EXERCISE MATERIALS:
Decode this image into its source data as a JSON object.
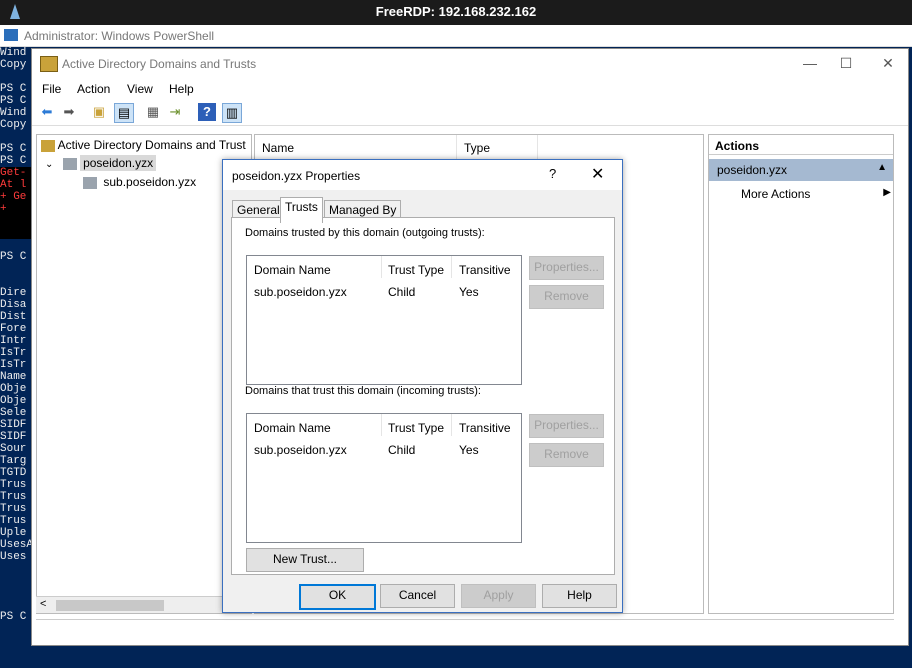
{
  "rdp": {
    "title": "FreeRDP: 192.168.232.162"
  },
  "powershell": {
    "title": "Administrator: Windows PowerShell",
    "console_lines": [
      {
        "text": "Wind",
        "cls": ""
      },
      {
        "text": "Copy",
        "cls": ""
      },
      {
        "text": "",
        "cls": ""
      },
      {
        "text": "PS C",
        "cls": ""
      },
      {
        "text": "PS C",
        "cls": ""
      },
      {
        "text": "Wind",
        "cls": ""
      },
      {
        "text": "Copy",
        "cls": ""
      },
      {
        "text": "",
        "cls": ""
      },
      {
        "text": "PS C",
        "cls": ""
      },
      {
        "text": "PS C",
        "cls": ""
      },
      {
        "text": "Get-",
        "cls": "err errblk"
      },
      {
        "text": "At l",
        "cls": "err errblk"
      },
      {
        "text": "+ Ge",
        "cls": "err errblk"
      },
      {
        "text": "+",
        "cls": "err errblk"
      },
      {
        "text": "",
        "cls": "errblk"
      },
      {
        "text": "",
        "cls": "errblk"
      },
      {
        "text": "",
        "cls": ""
      },
      {
        "text": "PS C",
        "cls": ""
      },
      {
        "text": "",
        "cls": ""
      },
      {
        "text": "",
        "cls": ""
      },
      {
        "text": "Dire",
        "cls": ""
      },
      {
        "text": "Disa",
        "cls": ""
      },
      {
        "text": "Dist",
        "cls": ""
      },
      {
        "text": "Fore",
        "cls": ""
      },
      {
        "text": "Intr",
        "cls": ""
      },
      {
        "text": "IsTr",
        "cls": ""
      },
      {
        "text": "IsTr",
        "cls": ""
      },
      {
        "text": "Name",
        "cls": ""
      },
      {
        "text": "Obje",
        "cls": ""
      },
      {
        "text": "Obje",
        "cls": ""
      },
      {
        "text": "Sele",
        "cls": ""
      },
      {
        "text": "SIDF",
        "cls": ""
      },
      {
        "text": "SIDF",
        "cls": ""
      },
      {
        "text": "Sour",
        "cls": ""
      },
      {
        "text": "Targ",
        "cls": ""
      },
      {
        "text": "TGTD",
        "cls": ""
      },
      {
        "text": "Trus",
        "cls": ""
      },
      {
        "text": "Trus",
        "cls": ""
      },
      {
        "text": "Trus",
        "cls": ""
      },
      {
        "text": "Trus",
        "cls": ""
      },
      {
        "text": "Uple",
        "cls": ""
      },
      {
        "text": "UsesA",
        "cls": ""
      },
      {
        "text": "Uses",
        "cls": ""
      },
      {
        "text": "",
        "cls": ""
      },
      {
        "text": "",
        "cls": ""
      },
      {
        "text": "",
        "cls": ""
      },
      {
        "text": "",
        "cls": ""
      },
      {
        "text": "PS C",
        "cls": ""
      }
    ]
  },
  "ad": {
    "title": "Active Directory Domains and Trusts",
    "menu": [
      "File",
      "Action",
      "View",
      "Help"
    ],
    "tree": {
      "root": "Active Directory Domains and Trust",
      "domain": "poseidon.yzx",
      "child": "sub.poseidon.yzx"
    },
    "list_columns": [
      "Name",
      "Type"
    ],
    "actions": {
      "header": "Actions",
      "selected": "poseidon.yzx",
      "more": "More Actions"
    }
  },
  "dialog": {
    "title": "poseidon.yzx Properties",
    "help_glyph": "?",
    "close_glyph": "✕",
    "tabs": [
      "General",
      "Trusts",
      "Managed By"
    ],
    "active_tab": "Trusts",
    "outgoing": {
      "label": "Domains trusted by this domain (outgoing trusts):",
      "columns": [
        "Domain Name",
        "Trust Type",
        "Transitive"
      ],
      "rows": [
        [
          "sub.poseidon.yzx",
          "Child",
          "Yes"
        ]
      ],
      "properties_button": "Properties...",
      "remove_button": "Remove"
    },
    "incoming": {
      "label": "Domains that trust this domain (incoming trusts):",
      "columns": [
        "Domain Name",
        "Trust Type",
        "Transitive"
      ],
      "rows": [
        [
          "sub.poseidon.yzx",
          "Child",
          "Yes"
        ]
      ],
      "properties_button": "Properties...",
      "remove_button": "Remove"
    },
    "new_trust_button": "New Trust...",
    "buttons": {
      "ok": "OK",
      "cancel": "Cancel",
      "apply": "Apply",
      "help": "Help"
    }
  }
}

EXERCISE REQUIREMENTS: Transcribe the complete set of entries verbatim. No pictures belong in the copy.

TASK SOLUTION:
Decode this image into its source data as a JSON object.
{
  "rdp": {
    "title": "FreeRDP: 192.168.232.162"
  },
  "powershell": {
    "title": "Administrator: Windows PowerShell",
    "console_lines": [
      {
        "text": "Wind",
        "cls": ""
      },
      {
        "text": "Copy",
        "cls": ""
      },
      {
        "text": "",
        "cls": ""
      },
      {
        "text": "PS C",
        "cls": ""
      },
      {
        "text": "PS C",
        "cls": ""
      },
      {
        "text": "Wind",
        "cls": ""
      },
      {
        "text": "Copy",
        "cls": ""
      },
      {
        "text": "",
        "cls": ""
      },
      {
        "text": "PS C",
        "cls": ""
      },
      {
        "text": "PS C",
        "cls": ""
      },
      {
        "text": "Get-",
        "cls": "err errblk"
      },
      {
        "text": "At l",
        "cls": "err errblk"
      },
      {
        "text": "+ Ge",
        "cls": "err errblk"
      },
      {
        "text": "+",
        "cls": "err errblk"
      },
      {
        "text": "",
        "cls": "errblk"
      },
      {
        "text": "",
        "cls": "errblk"
      },
      {
        "text": "",
        "cls": ""
      },
      {
        "text": "PS C",
        "cls": ""
      },
      {
        "text": "",
        "cls": ""
      },
      {
        "text": "",
        "cls": ""
      },
      {
        "text": "Dire",
        "cls": ""
      },
      {
        "text": "Disa",
        "cls": ""
      },
      {
        "text": "Dist",
        "cls": ""
      },
      {
        "text": "Fore",
        "cls": ""
      },
      {
        "text": "Intr",
        "cls": ""
      },
      {
        "text": "IsTr",
        "cls": ""
      },
      {
        "text": "IsTr",
        "cls": ""
      },
      {
        "text": "Name",
        "cls": ""
      },
      {
        "text": "Obje",
        "cls": ""
      },
      {
        "text": "Obje",
        "cls": ""
      },
      {
        "text": "Sele",
        "cls": ""
      },
      {
        "text": "SIDF",
        "cls": ""
      },
      {
        "text": "SIDF",
        "cls": ""
      },
      {
        "text": "Sour",
        "cls": ""
      },
      {
        "text": "Targ",
        "cls": ""
      },
      {
        "text": "TGTD",
        "cls": ""
      },
      {
        "text": "Trus",
        "cls": ""
      },
      {
        "text": "Trus",
        "cls": ""
      },
      {
        "text": "Trus",
        "cls": ""
      },
      {
        "text": "Trus",
        "cls": ""
      },
      {
        "text": "Uple",
        "cls": ""
      },
      {
        "text": "UsesA",
        "cls": ""
      },
      {
        "text": "Uses",
        "cls": ""
      },
      {
        "text": "",
        "cls": ""
      },
      {
        "text": "",
        "cls": ""
      },
      {
        "text": "",
        "cls": ""
      },
      {
        "text": "",
        "cls": ""
      },
      {
        "text": "PS C",
        "cls": ""
      }
    ]
  },
  "ad": {
    "title": "Active Directory Domains and Trusts",
    "menu": [
      "File",
      "Action",
      "View",
      "Help"
    ],
    "tree": {
      "root": "Active Directory Domains and Trust",
      "domain": "poseidon.yzx",
      "child": "sub.poseidon.yzx"
    },
    "list_columns": [
      "Name",
      "Type"
    ],
    "actions": {
      "header": "Actions",
      "selected": "poseidon.yzx",
      "more": "More Actions"
    }
  },
  "dialog": {
    "title": "poseidon.yzx Properties",
    "help_glyph": "?",
    "close_glyph": "✕",
    "tabs": [
      "General",
      "Trusts",
      "Managed By"
    ],
    "active_tab": "Trusts",
    "outgoing": {
      "label": "Domains trusted by this domain (outgoing trusts):",
      "columns": [
        "Domain Name",
        "Trust Type",
        "Transitive"
      ],
      "rows": [
        [
          "sub.poseidon.yzx",
          "Child",
          "Yes"
        ]
      ],
      "properties_button": "Properties...",
      "remove_button": "Remove"
    },
    "incoming": {
      "label": "Domains that trust this domain (incoming trusts):",
      "columns": [
        "Domain Name",
        "Trust Type",
        "Transitive"
      ],
      "rows": [
        [
          "sub.poseidon.yzx",
          "Child",
          "Yes"
        ]
      ],
      "properties_button": "Properties...",
      "remove_button": "Remove"
    },
    "new_trust_button": "New Trust...",
    "buttons": {
      "ok": "OK",
      "cancel": "Cancel",
      "apply": "Apply",
      "help": "Help"
    }
  }
}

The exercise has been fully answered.